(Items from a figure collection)
· · · · · · ·
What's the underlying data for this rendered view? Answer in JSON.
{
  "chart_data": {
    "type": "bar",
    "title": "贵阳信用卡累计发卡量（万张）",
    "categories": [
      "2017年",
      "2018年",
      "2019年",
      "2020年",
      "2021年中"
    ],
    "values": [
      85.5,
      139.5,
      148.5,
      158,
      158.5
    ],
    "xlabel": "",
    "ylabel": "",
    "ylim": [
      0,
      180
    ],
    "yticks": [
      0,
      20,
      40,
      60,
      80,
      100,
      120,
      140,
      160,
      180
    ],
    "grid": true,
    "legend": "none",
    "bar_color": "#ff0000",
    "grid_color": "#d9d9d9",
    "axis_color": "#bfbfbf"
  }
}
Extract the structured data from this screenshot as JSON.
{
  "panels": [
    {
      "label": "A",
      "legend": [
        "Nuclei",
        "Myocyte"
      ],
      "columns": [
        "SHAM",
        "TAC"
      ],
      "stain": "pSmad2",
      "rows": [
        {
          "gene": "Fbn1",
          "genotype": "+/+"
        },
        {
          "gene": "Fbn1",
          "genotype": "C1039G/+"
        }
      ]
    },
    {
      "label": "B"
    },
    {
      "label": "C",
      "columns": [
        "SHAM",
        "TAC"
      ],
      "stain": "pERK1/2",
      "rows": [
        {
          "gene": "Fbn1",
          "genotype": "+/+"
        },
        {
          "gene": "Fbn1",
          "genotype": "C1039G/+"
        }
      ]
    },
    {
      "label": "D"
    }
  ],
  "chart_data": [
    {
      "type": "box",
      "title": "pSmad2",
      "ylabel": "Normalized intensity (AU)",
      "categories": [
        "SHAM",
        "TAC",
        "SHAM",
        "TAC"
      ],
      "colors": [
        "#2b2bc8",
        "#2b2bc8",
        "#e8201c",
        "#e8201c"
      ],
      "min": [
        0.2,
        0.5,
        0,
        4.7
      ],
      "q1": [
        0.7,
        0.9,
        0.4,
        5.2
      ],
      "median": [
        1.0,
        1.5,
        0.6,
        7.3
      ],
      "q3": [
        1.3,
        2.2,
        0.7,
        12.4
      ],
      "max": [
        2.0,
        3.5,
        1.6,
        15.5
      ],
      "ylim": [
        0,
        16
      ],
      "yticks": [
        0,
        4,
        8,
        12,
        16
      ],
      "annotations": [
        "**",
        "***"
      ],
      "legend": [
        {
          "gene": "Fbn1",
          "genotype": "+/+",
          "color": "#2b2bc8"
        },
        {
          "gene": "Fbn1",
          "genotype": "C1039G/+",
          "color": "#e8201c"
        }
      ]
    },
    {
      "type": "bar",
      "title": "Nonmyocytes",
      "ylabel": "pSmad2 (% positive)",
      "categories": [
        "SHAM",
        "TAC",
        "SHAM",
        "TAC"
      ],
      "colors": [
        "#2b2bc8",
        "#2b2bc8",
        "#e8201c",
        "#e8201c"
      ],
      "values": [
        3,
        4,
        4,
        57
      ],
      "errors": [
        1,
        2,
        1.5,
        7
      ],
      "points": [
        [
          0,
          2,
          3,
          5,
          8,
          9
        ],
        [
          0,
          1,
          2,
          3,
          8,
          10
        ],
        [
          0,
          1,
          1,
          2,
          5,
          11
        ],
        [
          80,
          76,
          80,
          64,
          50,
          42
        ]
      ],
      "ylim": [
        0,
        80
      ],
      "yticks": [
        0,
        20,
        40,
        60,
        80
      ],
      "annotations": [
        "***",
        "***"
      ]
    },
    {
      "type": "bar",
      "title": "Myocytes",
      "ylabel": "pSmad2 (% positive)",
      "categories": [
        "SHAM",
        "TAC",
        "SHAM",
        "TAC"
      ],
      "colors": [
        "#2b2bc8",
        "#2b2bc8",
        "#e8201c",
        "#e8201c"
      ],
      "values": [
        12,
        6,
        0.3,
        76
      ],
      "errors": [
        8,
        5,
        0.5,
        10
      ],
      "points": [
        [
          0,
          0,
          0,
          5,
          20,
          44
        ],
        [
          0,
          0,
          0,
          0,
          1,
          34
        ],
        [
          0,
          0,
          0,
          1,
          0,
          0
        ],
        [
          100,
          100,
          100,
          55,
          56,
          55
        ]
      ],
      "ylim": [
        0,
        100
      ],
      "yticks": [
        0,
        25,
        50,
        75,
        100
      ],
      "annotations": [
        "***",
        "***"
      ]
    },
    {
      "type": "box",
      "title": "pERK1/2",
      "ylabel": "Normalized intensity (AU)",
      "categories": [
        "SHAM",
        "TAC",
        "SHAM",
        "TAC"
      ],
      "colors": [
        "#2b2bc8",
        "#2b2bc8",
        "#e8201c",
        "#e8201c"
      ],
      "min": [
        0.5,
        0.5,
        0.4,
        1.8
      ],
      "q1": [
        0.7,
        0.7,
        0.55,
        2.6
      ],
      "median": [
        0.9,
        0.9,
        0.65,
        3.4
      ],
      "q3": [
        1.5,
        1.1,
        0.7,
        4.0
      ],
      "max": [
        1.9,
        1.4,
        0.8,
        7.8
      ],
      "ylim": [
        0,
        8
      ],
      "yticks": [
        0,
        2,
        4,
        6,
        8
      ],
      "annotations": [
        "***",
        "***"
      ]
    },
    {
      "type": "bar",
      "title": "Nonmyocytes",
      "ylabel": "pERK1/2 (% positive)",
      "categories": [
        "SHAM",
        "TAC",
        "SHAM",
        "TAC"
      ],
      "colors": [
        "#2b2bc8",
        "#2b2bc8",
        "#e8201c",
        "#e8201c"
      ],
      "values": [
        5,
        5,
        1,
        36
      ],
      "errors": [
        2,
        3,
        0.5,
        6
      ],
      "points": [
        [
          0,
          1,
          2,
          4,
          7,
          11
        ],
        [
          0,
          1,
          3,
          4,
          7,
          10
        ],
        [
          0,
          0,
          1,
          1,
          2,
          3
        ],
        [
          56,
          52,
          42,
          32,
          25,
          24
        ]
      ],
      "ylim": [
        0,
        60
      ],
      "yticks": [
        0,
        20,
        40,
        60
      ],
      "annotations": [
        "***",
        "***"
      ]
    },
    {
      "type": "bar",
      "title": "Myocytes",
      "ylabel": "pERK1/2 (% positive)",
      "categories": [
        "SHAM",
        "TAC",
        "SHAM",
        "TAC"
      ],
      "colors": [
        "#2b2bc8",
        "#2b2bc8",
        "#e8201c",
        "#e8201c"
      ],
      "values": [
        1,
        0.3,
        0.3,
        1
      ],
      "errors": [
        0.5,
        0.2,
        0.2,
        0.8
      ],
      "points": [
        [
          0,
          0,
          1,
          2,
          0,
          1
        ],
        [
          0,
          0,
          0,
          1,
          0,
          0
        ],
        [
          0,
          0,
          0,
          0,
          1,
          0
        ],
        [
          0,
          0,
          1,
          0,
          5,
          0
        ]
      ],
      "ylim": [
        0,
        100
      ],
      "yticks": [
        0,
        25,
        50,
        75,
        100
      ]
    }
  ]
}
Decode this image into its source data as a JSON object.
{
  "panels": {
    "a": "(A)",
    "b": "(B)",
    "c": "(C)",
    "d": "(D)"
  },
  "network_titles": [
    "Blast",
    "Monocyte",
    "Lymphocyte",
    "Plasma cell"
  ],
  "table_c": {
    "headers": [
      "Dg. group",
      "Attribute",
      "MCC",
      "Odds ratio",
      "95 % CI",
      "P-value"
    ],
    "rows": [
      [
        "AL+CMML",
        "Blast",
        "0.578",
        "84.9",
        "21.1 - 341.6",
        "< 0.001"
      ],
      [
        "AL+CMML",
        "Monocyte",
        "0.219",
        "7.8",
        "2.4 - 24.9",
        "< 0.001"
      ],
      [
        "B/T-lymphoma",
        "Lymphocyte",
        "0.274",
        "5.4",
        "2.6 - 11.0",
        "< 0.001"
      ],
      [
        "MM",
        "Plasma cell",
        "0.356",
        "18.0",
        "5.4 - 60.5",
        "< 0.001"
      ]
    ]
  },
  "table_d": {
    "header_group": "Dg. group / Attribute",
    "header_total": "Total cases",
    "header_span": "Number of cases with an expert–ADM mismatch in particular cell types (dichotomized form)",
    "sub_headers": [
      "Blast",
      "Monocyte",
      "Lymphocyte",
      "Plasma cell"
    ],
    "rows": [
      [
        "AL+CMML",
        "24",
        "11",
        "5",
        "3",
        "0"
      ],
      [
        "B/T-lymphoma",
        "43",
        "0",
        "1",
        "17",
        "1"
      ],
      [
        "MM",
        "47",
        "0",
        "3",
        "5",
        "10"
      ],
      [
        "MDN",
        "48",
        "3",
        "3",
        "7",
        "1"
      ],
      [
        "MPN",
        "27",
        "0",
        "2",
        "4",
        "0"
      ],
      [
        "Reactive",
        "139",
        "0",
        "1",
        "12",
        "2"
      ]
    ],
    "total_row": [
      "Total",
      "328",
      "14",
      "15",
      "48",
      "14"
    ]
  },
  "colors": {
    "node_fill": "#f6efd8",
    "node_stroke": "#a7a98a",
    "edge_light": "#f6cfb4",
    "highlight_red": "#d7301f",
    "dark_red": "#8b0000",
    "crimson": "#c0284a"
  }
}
· · · · · · ·
# DO THIS
Scan the data for the word "Attribute" and copy every line where it shows up.

# SOLVED EXERCISE
      "Attribute",
    "header_group": "Dg. group / Attribute",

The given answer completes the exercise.